■ **Data entries**
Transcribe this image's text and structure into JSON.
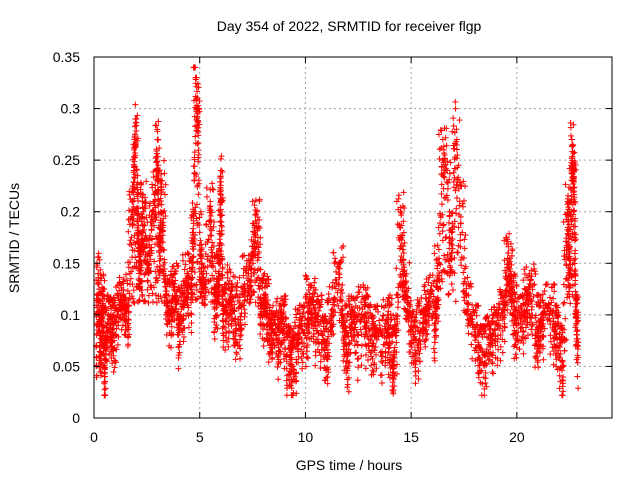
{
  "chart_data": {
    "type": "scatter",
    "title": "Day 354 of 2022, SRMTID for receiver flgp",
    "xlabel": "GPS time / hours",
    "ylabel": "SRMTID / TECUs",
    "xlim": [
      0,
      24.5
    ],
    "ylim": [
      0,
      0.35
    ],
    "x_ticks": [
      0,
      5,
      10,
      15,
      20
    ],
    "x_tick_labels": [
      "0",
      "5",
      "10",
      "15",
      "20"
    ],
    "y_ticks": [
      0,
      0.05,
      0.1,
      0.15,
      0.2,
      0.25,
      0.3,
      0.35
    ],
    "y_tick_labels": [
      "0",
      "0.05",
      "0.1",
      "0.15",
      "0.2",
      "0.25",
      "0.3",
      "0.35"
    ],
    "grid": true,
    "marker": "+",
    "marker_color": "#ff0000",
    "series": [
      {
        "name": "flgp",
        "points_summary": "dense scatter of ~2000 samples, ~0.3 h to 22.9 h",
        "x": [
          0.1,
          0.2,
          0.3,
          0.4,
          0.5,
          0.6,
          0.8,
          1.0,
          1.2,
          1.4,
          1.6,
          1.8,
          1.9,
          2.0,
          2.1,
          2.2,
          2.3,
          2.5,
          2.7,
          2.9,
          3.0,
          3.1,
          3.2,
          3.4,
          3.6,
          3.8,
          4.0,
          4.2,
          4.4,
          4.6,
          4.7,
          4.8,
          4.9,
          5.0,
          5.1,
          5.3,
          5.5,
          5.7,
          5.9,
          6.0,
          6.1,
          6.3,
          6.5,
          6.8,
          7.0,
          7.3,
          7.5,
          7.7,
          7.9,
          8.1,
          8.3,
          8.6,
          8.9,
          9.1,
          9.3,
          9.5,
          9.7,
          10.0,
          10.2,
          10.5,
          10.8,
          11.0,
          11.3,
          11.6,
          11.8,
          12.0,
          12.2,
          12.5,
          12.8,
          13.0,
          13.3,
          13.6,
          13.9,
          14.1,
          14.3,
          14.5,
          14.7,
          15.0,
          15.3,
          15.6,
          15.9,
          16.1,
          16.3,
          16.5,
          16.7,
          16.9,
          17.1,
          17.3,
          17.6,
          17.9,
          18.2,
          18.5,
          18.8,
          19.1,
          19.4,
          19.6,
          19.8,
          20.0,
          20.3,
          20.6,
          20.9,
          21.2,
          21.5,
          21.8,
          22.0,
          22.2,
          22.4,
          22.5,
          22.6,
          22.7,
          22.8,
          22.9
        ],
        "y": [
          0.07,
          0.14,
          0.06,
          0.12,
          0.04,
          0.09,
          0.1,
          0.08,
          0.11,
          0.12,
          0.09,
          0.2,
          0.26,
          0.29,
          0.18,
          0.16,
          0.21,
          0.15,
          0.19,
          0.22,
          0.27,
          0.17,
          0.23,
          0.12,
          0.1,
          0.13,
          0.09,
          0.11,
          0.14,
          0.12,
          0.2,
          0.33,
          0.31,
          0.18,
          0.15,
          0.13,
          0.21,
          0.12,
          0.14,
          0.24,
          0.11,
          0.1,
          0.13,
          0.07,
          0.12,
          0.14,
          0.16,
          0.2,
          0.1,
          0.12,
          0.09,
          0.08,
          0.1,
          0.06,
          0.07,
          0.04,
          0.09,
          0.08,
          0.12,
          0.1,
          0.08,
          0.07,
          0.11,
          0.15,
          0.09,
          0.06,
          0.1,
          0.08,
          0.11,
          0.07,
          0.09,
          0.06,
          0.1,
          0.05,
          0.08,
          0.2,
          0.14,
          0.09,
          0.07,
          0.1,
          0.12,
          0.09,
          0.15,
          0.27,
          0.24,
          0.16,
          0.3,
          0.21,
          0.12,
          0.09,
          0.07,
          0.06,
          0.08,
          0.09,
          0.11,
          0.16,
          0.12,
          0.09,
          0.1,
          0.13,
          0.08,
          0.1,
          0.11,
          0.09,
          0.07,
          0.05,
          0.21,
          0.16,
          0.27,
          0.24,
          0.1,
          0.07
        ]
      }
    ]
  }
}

■ **Task prompt**
Scan the material above for the word "SRMTID". Copy each line where it occurs.

■ **Exercise solution**
    "title": "Day 354 of 2022, SRMTID for receiver flgp",
    "ylabel": "SRMTID / TECUs",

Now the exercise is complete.